=== Supplied information ===
_ _ _ _

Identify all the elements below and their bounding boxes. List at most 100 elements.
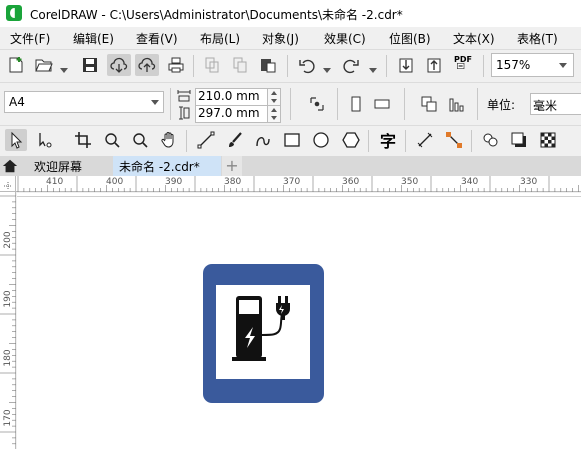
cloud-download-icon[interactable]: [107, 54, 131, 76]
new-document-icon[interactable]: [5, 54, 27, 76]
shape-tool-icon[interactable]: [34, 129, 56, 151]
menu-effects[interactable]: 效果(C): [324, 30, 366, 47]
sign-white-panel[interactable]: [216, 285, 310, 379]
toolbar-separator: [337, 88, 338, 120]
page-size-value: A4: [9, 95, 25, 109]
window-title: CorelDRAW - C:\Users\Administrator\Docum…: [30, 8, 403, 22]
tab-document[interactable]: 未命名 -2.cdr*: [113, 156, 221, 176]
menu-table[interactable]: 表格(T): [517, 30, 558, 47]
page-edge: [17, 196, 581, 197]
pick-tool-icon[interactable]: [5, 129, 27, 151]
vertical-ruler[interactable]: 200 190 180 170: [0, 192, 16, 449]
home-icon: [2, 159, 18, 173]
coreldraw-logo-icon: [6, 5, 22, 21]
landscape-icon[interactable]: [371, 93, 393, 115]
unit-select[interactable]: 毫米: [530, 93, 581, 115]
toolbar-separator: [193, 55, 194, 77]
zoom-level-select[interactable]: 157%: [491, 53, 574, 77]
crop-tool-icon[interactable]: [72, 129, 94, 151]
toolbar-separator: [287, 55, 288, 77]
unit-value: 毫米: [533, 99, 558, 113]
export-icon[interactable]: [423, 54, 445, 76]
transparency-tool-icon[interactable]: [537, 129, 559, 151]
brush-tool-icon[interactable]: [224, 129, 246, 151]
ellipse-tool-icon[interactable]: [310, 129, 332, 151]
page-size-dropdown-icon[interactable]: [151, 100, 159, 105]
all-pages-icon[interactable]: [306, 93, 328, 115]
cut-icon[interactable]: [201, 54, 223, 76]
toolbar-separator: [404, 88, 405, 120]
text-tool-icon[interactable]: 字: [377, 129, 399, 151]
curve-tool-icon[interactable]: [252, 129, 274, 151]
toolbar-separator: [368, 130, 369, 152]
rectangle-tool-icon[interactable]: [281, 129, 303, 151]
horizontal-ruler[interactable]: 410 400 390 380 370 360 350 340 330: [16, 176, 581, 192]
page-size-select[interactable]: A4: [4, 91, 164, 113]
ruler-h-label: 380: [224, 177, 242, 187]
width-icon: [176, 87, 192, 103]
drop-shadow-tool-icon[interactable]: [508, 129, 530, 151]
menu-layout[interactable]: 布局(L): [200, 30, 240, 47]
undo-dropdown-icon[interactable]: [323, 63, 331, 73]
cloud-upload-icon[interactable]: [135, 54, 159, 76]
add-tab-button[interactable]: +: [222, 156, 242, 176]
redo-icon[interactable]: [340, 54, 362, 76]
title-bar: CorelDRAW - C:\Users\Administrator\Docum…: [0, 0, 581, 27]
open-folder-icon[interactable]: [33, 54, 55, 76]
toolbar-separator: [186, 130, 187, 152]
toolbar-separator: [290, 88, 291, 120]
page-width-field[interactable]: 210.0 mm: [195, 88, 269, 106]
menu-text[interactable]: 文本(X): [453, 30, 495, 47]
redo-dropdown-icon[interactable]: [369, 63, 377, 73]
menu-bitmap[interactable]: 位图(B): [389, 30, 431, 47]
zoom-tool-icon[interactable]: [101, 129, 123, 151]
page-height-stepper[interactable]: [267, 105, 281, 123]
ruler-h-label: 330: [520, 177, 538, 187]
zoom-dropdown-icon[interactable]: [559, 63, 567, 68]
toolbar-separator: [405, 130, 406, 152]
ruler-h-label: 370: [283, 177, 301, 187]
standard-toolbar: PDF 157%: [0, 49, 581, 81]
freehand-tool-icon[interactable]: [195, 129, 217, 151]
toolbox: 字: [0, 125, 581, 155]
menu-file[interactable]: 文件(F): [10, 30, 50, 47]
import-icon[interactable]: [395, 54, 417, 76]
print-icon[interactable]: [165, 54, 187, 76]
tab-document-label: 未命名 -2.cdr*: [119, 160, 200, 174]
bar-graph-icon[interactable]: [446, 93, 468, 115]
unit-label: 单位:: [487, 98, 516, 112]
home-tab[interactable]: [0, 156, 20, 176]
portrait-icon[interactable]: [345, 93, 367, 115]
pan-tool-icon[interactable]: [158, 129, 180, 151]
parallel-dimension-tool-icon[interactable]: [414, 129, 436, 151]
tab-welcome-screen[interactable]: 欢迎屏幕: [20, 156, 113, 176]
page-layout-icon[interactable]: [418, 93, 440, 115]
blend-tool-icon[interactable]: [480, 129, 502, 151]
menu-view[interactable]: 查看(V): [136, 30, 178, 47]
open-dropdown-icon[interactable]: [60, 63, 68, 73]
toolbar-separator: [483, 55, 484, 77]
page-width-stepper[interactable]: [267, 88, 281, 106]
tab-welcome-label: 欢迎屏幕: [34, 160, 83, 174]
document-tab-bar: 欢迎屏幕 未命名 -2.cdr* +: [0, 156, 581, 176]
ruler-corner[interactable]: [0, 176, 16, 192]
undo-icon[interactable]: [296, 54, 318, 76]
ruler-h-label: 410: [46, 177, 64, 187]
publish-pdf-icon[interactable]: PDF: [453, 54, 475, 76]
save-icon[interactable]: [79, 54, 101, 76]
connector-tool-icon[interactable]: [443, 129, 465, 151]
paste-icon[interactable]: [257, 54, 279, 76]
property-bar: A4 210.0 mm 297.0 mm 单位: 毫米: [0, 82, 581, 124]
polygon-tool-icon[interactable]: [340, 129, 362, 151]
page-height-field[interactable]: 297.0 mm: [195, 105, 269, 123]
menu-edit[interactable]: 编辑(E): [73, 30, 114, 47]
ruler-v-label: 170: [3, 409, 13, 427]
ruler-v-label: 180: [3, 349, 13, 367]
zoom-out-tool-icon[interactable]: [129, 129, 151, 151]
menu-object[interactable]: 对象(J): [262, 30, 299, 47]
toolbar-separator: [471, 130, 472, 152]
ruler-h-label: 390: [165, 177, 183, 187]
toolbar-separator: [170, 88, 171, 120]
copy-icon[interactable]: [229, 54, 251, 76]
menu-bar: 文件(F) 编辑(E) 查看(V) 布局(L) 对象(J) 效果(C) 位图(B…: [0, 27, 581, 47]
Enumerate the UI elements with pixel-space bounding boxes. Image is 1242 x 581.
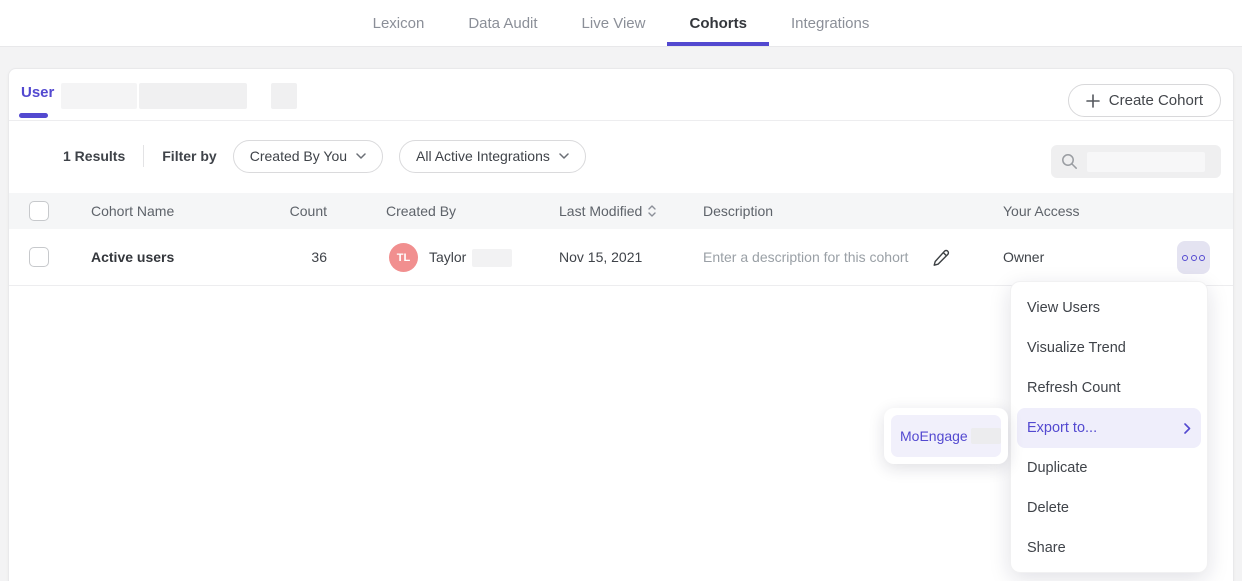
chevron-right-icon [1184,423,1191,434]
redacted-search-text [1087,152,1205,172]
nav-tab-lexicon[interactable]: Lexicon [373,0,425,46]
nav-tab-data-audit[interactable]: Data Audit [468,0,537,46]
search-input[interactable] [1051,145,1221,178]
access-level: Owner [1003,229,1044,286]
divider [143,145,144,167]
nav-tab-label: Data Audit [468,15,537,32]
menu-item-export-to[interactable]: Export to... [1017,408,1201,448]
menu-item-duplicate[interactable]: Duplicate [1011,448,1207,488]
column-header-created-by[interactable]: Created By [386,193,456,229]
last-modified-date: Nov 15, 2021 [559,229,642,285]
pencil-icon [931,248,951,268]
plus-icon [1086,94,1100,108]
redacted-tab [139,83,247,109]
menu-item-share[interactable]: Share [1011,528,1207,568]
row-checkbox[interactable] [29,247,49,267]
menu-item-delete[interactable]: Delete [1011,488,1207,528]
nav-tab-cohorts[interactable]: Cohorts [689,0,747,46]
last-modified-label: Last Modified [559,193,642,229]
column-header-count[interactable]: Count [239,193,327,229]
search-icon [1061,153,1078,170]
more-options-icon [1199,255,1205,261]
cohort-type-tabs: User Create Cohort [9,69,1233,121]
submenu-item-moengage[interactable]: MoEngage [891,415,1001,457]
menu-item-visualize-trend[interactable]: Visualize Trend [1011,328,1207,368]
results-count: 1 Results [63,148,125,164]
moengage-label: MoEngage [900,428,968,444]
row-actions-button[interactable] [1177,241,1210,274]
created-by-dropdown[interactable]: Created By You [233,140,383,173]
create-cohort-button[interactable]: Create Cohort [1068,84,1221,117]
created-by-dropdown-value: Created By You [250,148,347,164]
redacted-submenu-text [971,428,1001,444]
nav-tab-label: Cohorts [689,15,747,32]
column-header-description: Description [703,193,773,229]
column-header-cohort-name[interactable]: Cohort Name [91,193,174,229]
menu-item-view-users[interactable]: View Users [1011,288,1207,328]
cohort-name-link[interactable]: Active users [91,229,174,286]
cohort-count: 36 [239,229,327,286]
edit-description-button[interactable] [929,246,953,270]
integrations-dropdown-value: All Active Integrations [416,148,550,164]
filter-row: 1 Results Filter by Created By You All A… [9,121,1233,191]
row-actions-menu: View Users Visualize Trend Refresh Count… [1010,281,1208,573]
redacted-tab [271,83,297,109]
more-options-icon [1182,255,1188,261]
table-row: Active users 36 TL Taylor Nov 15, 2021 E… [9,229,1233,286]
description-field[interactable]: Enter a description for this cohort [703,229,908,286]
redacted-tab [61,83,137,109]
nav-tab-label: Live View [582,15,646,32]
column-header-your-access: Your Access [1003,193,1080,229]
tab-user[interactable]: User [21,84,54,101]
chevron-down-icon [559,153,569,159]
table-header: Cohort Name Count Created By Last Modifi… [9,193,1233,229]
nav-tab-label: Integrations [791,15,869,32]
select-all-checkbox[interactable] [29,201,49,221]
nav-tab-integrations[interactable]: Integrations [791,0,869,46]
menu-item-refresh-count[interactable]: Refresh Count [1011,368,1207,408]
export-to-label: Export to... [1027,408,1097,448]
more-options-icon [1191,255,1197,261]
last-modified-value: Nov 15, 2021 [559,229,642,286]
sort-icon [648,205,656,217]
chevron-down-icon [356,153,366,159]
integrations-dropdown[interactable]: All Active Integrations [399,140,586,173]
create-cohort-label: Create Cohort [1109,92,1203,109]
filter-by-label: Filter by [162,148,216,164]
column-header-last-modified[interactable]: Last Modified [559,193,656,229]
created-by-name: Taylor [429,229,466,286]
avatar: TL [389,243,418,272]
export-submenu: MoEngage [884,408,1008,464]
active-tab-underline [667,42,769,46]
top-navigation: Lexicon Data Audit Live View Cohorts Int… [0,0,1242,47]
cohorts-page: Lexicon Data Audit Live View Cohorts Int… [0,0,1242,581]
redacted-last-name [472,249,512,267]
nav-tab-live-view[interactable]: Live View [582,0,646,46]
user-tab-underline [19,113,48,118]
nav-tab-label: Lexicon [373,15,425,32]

_ _ _ _

=== Short exercise ===
List every line above that contains the word "Visualize".

=== Exercise output ===
menu-item-visualize-trend[interactable]: Visualize Trend [1011,328,1207,368]
row-actions-menu: View Users Visualize Trend Refresh Count… [1010,281,1208,573]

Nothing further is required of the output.